**Pedidos:**
**a)** Que falha volta a apontar a crítica à terceira temporada de Élite, tal como já fizera no ano anterior?
**b)** Prossegue a crítica à terceira temporada de Élite a partir do ponto em que termina.

**Secção do documento:**

↓

COMING UP | ÉLITE
Entre o thriller,
o adolescente e as mensagens morais, Élite regressa em boa hora para falar
de cedências, aparências, mas sobretudo família. A terceira season pode
até não ser tão bem conseguida como a última, mas oferece-nos a sensação de
encerramento que qualquer fã merece. É eletrizante, mesmo com alguns arcos
desnecessários, com uma mensagem clara que vai aos poucos chegando a cada um
dos núcleos. Tal como já nos habituou antes, Élite vem trazer uma aula
sobre o desenvolvimento de personagem num guião muito mais estruturado que as
habituais tramas viradas para o público mais jovem. É o fim de um ciclo, consistente
e coerente sem perguntas sem resposta e ainda com espaço para imaginarmos à
nossa maneira o que pode acontecer com cada um daqueles protagonistas. A
premissa inicial até pode parecer chata, e dar-nos a sensação de que estamos a
assistir outra vez à mesma coisa, mas de facto não estamos. É apenas o círculo vicioso
de um grupo de estudantes adictos ao dinheiro, aos vícios, status social, mas
sobretudo aos problemas. Está à procura do que ver nestes dias? A Netflix
promete entretê-lo!
Chegou Élite,
e mais uma morte macabra para se juntar a Marina. Las Ensinas tem um gostinho
especial pelo drama, e por fazer justiça de uma maneira bem peculiar. Depois da
libertação de Polo e do gancho épico da última season, o início desta
nova leva de episódios começou morna dentro deste mistério. Sim, demos logo de
caras com uma nova investigação, com uma nova morte, mas mais do que o simples “quem
matou?”, desta vez os argumentistas esforçaram-se para cimentar as suas
personagens. Mesmo que isso afete o ritmo de cada capítulo, saber dar conteúdo
a Carla, Samuel, Nádia, Rebeca, Guzman, e todos os outros, foi talvez uma das
formas mais originais de nos recontar uma história que já vimos sem correr o risco
de ser apenas mais uma ou de nos cansar. A verdade é que conhecemos novas
versões da ideia que tínhamos sobre cada um, e até onde estão dispostos a ir
para conseguir o seu sucesso. O assassinato foi mais um fio condutor do que
tema central, é o elo de ligação, usado de forma muito mais discreta que o desaparecimento
de Samuel, mas nem por isso menos denso.
Apesar de todos
os pontos positivos no desenvolvimento de personagem e construção de
personalidade, Élite continua com a mesma falha que apontamos no ano
passado: A incapacidade de introduzir novos membros no seu elenco. Rebeca e Valério
estiveram completamente condicionados e moldados às vidas de Lucrecia e Samuel na
sua season de estreia, mas apesar do pouco desenvolvimento que tiveram
inicialmente conseguiram conquistar o seu espaço, ao contrário de Yeray e
Malick que parecem ter surgido apenas para que possamos concentrar toda a nossa
raiva neles. Chamem-me romântico ou pouco criativo, mas sejamos sinceros:
Ninguém gosta de ver um par destruído, muito menos quando a química que nos
transmite é nula dentro e fora do ecrã. Malick é a personificação de um
empecilho, cuja importância é zero e serve apenas para dar um nome às dúvidas
de Omar, enquanto falamos de um tema tão sério como o cancro. Por outro lado,
Yeray até tem um bom ponto de partida, com a mensagem de que temos de ser
empreendedores, mas sejamos sinceros: O discurso sobre bodyshaming não
estará um pouco mal retratado? Merecia uma outra abordagem e uma exploração sem
se focar num corpo tonificado. Queremos evitar o gozo, mas não podemos continuar
a vender os corpos “bombados” como a imagem da perfeição.

↑

**Bloco de dados:**

↓

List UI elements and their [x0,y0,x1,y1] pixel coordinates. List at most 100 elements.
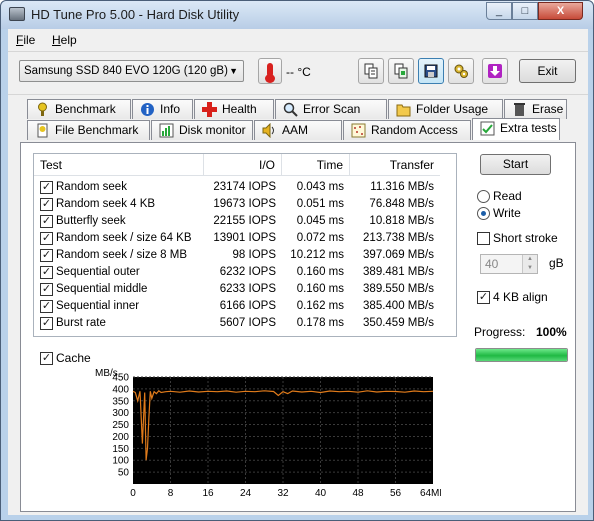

↑

**Respostas:**
**a)** A incapacidade de introduzir novos membros no elenco.

**b)**
Yeray é um peão,
nas mãos do argumento e nas mãos da família de Carla. E aqui começamos o nosso diálogo
sobre cedências e família que define toda esta temporada final. Carla cedeu a
sua felicidade pelo dinheiro, Valerio dá o corpo pela droga, Samuel abdica da
amizade por justiça, Guzmán enterra o machado de guerra em prol do bem-estar de
Ander, e a lista podia continuar. A verdade é que todos vão aprendendo lições à
medida que deixam de parte alguns dos seus princípios, para perceberem que
estão a entrar numa outra fase das suas vidas e começarem realmente a
questionar a relação que têm entre si. União é palavra de ordem quando se tenta
definir o que foi este último ano no colégio. Enquanto se pararmos para pensar
percebemos que estamos a mergulhar num total desconstruir do psicológico de
todos os núcleos e uma certa jornada de redenção. Guzmán é, talvez, um dos
elementos que foi mais fundo nesta autodescoberta, na sua mudança de atitude
onde se deixa de lado a violência, a revolta e raiva para entender que tudo o
que precisa é de seguir em frente. O abraço entre Guzmán e Samuel depois do
rapto de Polo é uma das cenas mais marcantes de toda a história, ao lado de um
Samuel que parece ter absorvido toda a frustração para si, até entender que vai
longe demais para conseguir aquilo que, para ele, é o mais certo. Mesmo com
tudo isto, Carla e Lucrecia conseguem roubar os holofotes para elas. Carla foi
a menina que sempre teve tudo, que sempre conseguiu o que queria usando a sua
sensualidade e o título. Até ao dia em que o “feitiço se vira contra o
feiticeiro” e ela sente na pele tudo o que fez os outros passaram com uma manipulação
constante em que o apelido é sinónimo de pacto com o Diabo, numa guerra onde
vale tudo. O mesmo com Lu, que tinha o destino escrito ainda antes de nascer e
se vê sem nada, sozinha, e entende que mais do que dinheiro, a sua grande força
é a sua personalidade. Sozinha, sem o apoio de uma família da qual só tinha o
nome e os euros na conta, consegue entender o que custa a vida e do que
realmente precisa e que há energia suficiente nela para erguer do nada aquilo
que sempre teve, aquilo pelo qual competiu a vida toda. E é aqui que acontece
uma das cenas mais importantes da temporada, e uma lição para os mais
ambiciosos: Guzmán e Lu quase tiveram a sua milésima tentativa de resultarem,
até pararem e entenderem que chega, mais vale estarem sozinhos, mas felizes do
que juntos pelas aparências.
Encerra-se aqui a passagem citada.